GIVEN TASK:
Track down every line below that holds "been" and copy it.
####################
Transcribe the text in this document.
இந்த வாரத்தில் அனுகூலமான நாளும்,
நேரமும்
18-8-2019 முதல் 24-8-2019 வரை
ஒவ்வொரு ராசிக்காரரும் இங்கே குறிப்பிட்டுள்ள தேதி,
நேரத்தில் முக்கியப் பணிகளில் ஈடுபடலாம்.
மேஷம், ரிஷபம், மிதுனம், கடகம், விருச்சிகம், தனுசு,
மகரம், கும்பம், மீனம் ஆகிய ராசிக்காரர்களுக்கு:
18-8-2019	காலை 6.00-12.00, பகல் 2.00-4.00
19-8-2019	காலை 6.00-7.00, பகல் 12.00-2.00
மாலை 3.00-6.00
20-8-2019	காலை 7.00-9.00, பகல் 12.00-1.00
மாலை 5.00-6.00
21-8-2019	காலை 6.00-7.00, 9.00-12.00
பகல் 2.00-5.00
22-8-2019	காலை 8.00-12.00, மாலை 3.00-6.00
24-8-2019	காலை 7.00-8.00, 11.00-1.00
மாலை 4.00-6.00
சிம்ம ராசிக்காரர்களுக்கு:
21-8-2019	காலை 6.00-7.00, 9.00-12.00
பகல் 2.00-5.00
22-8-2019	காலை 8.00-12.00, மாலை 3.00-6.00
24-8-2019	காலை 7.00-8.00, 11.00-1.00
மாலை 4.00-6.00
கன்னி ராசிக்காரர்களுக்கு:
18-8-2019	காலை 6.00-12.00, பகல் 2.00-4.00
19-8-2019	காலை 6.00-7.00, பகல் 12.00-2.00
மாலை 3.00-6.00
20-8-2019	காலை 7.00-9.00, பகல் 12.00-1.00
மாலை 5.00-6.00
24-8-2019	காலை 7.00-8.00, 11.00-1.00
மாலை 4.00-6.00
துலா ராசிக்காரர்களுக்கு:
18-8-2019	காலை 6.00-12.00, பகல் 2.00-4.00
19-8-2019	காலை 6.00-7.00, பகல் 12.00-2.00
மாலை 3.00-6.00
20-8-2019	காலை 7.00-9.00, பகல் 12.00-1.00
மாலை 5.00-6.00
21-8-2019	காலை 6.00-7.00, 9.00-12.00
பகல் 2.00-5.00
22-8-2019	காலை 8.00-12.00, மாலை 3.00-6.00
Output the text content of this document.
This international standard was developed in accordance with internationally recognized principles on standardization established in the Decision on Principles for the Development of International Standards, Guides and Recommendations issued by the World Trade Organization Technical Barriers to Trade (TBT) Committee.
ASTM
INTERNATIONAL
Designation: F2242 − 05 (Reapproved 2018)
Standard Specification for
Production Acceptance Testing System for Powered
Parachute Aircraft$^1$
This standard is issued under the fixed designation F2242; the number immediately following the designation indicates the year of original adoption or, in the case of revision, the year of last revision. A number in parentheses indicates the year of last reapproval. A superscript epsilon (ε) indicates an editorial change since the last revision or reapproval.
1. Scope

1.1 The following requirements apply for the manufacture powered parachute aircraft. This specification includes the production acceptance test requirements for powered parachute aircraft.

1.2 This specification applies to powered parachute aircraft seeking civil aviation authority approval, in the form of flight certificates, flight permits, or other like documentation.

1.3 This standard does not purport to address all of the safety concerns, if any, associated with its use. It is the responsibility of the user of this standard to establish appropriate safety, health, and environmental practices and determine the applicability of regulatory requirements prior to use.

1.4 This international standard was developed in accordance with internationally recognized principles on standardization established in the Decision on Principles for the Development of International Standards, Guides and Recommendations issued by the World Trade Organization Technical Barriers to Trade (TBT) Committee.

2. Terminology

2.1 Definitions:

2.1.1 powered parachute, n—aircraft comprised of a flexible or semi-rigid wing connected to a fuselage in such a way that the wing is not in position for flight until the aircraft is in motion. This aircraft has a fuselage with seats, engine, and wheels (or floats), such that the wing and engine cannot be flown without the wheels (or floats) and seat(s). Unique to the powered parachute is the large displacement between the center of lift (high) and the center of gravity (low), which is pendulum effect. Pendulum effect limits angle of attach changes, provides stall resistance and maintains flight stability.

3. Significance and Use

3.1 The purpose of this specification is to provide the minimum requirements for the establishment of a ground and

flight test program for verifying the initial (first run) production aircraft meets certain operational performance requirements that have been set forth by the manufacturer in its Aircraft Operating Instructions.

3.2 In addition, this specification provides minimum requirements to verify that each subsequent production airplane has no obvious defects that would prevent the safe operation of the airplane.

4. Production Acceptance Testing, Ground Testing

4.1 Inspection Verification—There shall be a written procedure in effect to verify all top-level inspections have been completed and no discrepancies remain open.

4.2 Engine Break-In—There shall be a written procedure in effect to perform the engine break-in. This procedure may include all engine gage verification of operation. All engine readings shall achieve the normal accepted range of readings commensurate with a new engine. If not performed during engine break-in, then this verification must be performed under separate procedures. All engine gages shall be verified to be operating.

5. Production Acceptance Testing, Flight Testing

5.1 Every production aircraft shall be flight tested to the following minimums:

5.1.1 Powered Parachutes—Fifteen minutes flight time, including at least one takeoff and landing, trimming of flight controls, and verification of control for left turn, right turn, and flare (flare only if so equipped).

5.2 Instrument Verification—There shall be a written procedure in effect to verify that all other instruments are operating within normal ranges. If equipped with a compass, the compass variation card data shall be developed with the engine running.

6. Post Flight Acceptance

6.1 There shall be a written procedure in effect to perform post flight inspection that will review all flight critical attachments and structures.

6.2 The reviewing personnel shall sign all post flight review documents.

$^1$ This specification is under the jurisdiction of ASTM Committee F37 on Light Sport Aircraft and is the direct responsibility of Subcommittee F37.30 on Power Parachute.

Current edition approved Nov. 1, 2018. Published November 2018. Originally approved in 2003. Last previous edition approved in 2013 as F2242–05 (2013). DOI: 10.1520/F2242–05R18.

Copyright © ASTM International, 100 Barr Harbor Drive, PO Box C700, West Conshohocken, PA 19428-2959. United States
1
####################
FULL ANSWER:
flight test program for verifying the initial (first run) production aircraft meets certain operational performance requirements that have been set forth by the manufacturer in its Aircraft Operating Instructions.
4.1 Inspection Verification—There shall be a written procedure in effect to verify all top-level inspections have been completed and no discrepancies remain open.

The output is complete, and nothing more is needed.